■ **DIRECTIONS**:
Determine which lines contain the word "utils", then copy those lines.

■ **Saved data entries**:
# # #

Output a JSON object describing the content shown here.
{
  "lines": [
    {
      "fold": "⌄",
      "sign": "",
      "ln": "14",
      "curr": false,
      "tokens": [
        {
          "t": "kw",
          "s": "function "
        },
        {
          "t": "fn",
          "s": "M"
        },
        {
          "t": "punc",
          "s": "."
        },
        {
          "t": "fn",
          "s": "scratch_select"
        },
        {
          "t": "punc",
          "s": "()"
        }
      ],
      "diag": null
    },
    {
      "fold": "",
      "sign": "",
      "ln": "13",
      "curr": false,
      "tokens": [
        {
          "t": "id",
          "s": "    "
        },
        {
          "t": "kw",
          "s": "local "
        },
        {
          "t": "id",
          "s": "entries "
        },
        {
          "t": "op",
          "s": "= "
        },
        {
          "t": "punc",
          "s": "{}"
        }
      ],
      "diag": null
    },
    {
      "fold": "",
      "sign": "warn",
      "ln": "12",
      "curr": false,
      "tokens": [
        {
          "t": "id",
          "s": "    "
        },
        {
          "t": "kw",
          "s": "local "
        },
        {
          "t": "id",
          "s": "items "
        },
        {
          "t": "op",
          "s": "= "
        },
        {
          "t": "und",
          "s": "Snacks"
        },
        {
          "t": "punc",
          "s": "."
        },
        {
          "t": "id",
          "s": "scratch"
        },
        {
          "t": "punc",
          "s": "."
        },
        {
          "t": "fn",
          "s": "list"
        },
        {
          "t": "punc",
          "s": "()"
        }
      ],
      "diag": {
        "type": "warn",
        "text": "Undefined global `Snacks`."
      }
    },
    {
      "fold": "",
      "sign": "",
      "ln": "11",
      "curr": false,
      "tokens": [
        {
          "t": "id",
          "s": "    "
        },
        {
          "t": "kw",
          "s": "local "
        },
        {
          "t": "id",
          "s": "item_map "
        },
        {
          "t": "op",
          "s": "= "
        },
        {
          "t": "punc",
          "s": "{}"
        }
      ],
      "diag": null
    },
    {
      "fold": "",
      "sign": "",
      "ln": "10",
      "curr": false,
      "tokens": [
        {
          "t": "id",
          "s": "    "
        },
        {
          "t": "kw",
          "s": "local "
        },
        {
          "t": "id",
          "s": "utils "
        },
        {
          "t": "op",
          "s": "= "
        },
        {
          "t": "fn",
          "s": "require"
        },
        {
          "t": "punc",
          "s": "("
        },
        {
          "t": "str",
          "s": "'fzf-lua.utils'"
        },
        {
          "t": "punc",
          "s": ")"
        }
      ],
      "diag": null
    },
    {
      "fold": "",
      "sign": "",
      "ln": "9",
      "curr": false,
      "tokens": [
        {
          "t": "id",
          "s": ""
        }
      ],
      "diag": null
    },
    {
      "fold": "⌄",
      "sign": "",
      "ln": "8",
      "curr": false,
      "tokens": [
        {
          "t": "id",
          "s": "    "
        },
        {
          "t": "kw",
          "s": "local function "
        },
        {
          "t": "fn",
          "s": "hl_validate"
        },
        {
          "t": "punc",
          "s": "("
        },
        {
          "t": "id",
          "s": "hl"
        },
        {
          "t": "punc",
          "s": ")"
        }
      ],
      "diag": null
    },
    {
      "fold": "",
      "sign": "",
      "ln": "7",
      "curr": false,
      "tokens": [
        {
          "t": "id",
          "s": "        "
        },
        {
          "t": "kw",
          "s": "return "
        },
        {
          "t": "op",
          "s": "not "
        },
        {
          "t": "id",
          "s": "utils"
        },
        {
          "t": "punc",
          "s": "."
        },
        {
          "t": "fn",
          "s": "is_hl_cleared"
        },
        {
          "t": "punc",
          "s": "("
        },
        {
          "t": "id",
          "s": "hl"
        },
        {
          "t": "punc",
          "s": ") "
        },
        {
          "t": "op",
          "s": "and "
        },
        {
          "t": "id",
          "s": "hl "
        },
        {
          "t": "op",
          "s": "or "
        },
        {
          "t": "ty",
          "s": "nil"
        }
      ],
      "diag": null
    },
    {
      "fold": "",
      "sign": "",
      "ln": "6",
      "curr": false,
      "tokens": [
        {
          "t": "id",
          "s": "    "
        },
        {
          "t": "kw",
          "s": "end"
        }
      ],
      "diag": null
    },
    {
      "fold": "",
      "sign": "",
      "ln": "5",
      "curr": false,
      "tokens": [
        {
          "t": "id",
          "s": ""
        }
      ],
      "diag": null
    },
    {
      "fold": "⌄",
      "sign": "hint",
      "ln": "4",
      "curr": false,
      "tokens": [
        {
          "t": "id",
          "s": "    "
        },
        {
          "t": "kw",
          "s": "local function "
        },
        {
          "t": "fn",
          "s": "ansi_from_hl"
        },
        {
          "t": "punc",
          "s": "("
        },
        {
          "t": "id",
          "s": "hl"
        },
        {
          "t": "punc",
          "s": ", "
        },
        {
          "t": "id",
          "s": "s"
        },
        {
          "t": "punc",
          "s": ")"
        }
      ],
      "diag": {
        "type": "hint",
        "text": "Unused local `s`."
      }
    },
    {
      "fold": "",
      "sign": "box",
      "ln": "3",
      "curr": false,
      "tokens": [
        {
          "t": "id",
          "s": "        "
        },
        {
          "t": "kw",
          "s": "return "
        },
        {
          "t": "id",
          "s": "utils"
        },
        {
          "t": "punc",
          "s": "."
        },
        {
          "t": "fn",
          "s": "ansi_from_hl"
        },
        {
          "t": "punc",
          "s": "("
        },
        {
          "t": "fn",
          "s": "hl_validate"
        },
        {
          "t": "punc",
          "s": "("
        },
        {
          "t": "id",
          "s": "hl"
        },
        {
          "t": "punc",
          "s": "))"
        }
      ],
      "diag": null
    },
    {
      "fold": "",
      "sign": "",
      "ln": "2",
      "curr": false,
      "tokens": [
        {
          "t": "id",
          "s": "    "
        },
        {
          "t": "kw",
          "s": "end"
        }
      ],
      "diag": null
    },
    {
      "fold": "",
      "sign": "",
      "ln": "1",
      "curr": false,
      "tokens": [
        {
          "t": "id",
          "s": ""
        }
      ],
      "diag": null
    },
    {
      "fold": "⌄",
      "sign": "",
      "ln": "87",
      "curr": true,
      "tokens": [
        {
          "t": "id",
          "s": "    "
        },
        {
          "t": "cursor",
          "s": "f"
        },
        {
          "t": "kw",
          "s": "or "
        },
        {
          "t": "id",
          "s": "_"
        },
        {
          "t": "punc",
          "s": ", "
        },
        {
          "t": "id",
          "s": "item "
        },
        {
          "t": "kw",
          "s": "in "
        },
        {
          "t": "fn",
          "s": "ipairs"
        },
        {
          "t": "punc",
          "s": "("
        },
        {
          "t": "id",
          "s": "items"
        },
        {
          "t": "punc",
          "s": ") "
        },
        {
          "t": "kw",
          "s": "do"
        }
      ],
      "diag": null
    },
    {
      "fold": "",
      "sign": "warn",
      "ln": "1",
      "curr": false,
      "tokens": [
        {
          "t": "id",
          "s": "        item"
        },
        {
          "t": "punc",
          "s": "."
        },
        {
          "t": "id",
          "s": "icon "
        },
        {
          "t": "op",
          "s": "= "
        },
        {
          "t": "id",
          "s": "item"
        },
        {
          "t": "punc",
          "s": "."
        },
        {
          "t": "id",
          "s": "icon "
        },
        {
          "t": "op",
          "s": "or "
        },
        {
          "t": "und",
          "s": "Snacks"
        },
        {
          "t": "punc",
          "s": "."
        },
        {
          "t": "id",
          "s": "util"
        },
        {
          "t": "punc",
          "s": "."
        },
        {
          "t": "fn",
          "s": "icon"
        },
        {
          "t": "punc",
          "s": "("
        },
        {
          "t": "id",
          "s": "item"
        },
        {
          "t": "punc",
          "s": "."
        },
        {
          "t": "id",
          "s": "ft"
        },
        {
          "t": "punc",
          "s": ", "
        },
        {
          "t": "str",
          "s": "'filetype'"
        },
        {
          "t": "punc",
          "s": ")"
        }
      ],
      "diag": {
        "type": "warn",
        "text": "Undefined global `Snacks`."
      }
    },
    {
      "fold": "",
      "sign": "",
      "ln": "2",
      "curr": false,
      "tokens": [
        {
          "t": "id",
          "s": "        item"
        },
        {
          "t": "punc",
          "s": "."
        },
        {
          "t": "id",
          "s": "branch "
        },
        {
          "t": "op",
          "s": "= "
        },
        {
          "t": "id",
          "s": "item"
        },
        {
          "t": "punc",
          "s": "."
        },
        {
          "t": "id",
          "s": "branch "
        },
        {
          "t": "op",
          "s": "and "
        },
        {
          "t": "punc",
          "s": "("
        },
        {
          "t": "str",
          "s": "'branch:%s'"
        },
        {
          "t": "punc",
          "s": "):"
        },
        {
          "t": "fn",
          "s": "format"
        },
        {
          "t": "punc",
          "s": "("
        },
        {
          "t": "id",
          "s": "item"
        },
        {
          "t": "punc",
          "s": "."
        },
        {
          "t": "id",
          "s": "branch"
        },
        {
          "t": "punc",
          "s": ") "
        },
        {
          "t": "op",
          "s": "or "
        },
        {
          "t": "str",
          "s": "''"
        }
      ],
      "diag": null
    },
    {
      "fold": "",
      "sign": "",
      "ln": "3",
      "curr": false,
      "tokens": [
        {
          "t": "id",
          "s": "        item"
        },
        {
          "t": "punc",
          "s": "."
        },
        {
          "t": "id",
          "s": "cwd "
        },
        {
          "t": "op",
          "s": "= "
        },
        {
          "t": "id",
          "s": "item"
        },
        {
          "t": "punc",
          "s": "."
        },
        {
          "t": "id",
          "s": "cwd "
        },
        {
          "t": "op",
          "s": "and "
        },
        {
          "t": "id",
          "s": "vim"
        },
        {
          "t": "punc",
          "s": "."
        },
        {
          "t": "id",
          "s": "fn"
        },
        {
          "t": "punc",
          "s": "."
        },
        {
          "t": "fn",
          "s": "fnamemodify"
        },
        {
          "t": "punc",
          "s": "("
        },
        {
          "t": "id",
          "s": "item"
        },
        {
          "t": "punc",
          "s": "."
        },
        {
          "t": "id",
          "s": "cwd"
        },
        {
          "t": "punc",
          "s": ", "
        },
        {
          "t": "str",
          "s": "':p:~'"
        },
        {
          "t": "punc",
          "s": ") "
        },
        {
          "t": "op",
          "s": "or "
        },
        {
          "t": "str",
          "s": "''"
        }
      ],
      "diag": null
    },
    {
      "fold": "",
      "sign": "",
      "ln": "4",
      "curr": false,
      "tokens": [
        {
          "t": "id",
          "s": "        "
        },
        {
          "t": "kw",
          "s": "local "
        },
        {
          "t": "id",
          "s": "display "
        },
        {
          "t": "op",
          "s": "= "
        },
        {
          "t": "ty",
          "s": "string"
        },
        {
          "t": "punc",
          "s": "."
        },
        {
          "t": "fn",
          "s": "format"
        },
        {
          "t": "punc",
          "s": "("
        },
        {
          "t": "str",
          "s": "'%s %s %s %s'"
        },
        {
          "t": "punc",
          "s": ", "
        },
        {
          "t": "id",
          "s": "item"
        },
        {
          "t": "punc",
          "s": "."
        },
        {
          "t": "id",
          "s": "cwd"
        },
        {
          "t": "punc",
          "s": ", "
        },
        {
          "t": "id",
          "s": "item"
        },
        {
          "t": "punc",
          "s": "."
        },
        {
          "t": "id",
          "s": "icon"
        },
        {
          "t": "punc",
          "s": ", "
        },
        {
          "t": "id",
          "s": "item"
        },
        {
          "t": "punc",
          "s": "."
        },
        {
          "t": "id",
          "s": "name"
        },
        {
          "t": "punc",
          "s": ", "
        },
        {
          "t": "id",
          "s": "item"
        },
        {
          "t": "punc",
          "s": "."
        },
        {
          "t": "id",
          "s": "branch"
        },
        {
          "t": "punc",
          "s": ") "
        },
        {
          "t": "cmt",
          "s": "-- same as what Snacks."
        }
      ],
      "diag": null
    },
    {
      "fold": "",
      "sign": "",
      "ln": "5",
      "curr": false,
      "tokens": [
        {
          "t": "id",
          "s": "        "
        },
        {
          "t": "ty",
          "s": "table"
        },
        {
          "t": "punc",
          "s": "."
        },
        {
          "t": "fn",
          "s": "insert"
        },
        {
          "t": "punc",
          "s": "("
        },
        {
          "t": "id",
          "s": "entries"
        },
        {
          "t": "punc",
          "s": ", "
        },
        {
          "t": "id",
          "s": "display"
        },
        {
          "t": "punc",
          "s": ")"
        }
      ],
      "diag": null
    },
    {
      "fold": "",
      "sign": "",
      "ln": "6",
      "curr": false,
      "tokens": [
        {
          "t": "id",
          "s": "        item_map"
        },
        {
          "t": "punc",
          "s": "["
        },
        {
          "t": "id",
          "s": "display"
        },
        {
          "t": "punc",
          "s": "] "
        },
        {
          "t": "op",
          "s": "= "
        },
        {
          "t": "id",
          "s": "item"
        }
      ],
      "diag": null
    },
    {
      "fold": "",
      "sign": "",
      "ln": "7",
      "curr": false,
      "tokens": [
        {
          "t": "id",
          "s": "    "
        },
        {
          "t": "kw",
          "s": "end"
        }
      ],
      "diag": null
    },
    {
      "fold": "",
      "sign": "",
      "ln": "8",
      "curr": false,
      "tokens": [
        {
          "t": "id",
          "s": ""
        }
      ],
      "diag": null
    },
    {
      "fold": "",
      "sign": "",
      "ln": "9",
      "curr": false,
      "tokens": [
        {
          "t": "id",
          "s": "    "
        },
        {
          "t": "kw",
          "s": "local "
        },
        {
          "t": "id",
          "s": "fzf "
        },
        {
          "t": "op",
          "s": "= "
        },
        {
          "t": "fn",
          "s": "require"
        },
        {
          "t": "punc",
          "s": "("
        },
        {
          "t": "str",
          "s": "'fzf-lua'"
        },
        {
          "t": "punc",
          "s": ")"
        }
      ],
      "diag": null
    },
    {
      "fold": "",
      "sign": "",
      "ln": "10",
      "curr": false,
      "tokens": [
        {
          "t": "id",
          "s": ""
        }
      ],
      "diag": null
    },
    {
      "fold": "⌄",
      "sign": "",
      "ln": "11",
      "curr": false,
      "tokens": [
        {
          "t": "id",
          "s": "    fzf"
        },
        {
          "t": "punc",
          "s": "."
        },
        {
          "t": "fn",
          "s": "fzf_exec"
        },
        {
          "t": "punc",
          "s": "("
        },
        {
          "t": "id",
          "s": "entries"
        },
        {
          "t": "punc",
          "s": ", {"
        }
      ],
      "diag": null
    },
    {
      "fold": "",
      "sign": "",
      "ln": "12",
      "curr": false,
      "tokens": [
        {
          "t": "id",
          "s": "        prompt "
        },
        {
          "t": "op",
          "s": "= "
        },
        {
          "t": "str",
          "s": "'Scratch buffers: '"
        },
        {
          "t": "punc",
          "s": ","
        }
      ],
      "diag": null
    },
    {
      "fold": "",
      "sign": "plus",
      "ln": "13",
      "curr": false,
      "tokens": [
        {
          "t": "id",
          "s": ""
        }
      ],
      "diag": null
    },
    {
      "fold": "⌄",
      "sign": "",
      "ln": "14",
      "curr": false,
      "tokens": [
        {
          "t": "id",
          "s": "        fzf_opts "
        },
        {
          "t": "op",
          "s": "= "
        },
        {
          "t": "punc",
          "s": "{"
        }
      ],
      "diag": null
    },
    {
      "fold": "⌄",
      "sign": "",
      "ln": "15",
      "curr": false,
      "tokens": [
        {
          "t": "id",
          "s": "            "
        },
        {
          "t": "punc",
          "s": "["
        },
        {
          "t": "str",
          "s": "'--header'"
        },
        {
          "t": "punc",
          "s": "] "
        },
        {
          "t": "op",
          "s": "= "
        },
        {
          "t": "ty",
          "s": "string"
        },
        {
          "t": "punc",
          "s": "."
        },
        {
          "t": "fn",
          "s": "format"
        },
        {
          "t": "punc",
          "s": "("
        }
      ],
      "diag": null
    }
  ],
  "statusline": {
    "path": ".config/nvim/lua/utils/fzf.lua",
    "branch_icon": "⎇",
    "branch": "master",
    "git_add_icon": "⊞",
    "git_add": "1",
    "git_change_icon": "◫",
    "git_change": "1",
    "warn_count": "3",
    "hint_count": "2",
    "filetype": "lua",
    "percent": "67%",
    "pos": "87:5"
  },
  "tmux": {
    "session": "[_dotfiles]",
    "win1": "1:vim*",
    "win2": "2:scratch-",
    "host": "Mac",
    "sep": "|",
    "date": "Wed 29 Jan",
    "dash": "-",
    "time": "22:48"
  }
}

# # #

■ **FINAL ANSWER**:
          "s": "utils "
          "s": "'fzf-lua.utils'"
          "s": "utils"
          "s": "utils"
    "path": ".config/nvim/lua/utils/fzf.lua",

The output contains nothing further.